What is being asked:
Everything from the line holding "Output a JSON" through the last line below must be repeated exactly, and nothing else.

(Dataset records)
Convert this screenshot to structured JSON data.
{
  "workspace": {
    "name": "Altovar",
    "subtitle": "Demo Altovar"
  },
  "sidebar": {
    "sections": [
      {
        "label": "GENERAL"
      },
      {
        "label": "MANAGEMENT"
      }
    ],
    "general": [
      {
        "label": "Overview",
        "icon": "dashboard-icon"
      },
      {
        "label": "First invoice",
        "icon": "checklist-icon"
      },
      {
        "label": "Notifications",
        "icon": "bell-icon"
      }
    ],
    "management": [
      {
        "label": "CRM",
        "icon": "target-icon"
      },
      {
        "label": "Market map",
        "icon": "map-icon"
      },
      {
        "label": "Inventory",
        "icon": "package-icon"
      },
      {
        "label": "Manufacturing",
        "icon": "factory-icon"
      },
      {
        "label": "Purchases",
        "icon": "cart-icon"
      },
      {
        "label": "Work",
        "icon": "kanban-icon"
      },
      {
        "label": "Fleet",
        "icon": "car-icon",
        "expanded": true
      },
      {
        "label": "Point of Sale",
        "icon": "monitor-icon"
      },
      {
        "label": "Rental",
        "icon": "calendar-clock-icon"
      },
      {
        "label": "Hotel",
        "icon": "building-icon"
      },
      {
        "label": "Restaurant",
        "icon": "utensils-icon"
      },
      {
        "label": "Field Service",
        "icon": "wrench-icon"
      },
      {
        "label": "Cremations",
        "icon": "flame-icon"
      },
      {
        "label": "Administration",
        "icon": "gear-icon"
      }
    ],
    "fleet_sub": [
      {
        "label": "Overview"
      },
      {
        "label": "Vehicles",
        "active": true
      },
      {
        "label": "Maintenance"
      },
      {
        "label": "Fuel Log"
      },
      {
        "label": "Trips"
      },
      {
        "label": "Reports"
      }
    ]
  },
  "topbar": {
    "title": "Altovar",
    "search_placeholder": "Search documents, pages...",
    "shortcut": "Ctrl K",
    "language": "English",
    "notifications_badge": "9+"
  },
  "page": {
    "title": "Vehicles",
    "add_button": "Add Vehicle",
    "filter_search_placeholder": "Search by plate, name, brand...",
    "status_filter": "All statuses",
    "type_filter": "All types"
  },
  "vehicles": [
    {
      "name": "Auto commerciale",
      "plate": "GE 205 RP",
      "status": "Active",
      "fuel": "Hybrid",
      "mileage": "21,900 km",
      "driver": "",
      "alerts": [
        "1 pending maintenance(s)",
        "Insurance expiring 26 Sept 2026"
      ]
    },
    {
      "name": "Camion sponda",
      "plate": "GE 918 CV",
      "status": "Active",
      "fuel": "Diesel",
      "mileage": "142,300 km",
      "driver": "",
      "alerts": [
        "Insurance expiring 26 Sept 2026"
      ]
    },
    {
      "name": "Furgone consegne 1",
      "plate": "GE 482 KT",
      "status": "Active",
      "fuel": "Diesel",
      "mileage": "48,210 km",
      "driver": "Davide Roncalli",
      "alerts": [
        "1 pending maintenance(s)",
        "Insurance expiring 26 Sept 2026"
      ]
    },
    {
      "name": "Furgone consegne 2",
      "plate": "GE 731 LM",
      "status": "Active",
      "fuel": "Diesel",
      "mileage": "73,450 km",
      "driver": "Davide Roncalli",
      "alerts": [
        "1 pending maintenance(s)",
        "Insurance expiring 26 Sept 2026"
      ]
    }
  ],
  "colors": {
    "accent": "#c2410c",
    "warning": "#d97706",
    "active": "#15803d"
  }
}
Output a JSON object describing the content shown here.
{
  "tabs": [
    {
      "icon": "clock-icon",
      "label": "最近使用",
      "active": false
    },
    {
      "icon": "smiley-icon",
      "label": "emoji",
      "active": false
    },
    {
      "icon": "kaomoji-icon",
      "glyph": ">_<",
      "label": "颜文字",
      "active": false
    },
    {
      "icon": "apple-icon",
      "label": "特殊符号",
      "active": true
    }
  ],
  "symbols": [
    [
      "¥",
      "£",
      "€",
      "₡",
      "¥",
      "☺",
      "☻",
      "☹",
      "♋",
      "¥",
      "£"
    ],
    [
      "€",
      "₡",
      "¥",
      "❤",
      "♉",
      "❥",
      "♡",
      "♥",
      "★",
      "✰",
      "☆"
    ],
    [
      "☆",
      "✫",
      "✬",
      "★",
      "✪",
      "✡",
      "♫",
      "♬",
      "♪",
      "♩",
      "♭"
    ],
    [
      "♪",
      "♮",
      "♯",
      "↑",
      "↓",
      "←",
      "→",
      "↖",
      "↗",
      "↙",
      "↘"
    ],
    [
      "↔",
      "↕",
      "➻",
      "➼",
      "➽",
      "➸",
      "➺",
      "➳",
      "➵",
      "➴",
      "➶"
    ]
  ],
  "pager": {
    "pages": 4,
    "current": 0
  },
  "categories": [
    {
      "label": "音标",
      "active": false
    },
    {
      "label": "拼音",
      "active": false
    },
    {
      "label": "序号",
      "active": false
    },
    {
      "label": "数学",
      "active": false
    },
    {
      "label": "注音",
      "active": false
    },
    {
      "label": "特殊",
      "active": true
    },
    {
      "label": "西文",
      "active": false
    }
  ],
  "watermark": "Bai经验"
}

Problem solution:
Output a JSON object describing the content shown here.
{
  "tabs": [
    {
      "icon": "clock-icon",
      "label": "最近使用",
      "active": false
    },
    {
      "icon": "smiley-icon",
      "label": "emoji",
      "active": false
    },
    {
      "icon": "kaomoji-icon",
      "glyph": ">_<",
      "label": "颜文字",
      "active": false
    },
    {
      "icon": "apple-icon",
      "label": "特殊符号",
      "active": true
    }
  ],
  "symbols": [
    [
      "¥",
      "£",
      "€",
      "₡",
      "¥",
      "☺",
      "☻",
      "☹",
      "♋",
      "¥",
      "£"
    ],
    [
      "€",
      "₡",
      "¥",
      "❤",
      "♉",
      "❥",
      "♡",
      "♥",
      "★",
      "✰",
      "☆"
    ],
    [
      "☆",
      "✫",
      "✬",
      "★",
      "✪",
      "✡",
      "♫",
      "♬",
      "♪",
      "♩",
      "♭"
    ],
    [
      "♪",
      "♮",
      "♯",
      "↑",
      "↓",
      "←",
      "→",
      "↖",
      "↗",
      "↙",
      "↘"
    ],
    [
      "↔",
      "↕",
      "➻",
      "➼",
      "➽",
      "➸",
      "➺",
      "➳",
      "➵",
      "➴",
      "➶"
    ]
  ],
  "pager": {
    "pages": 4,
    "current": 0
  },
  "categories": [
    {
      "label": "音标",
      "active": false
    },
    {
      "label": "拼音",
      "active": false
    },
    {
      "label": "序号",
      "active": false
    },
    {
      "label": "数学",
      "active": false
    },
    {
      "label": "注音",
      "active": false
    },
    {
      "label": "特殊",
      "active": true
    },
    {
      "label": "西文",
      "active": false
    }
  ],
  "watermark": "Bai经验"
}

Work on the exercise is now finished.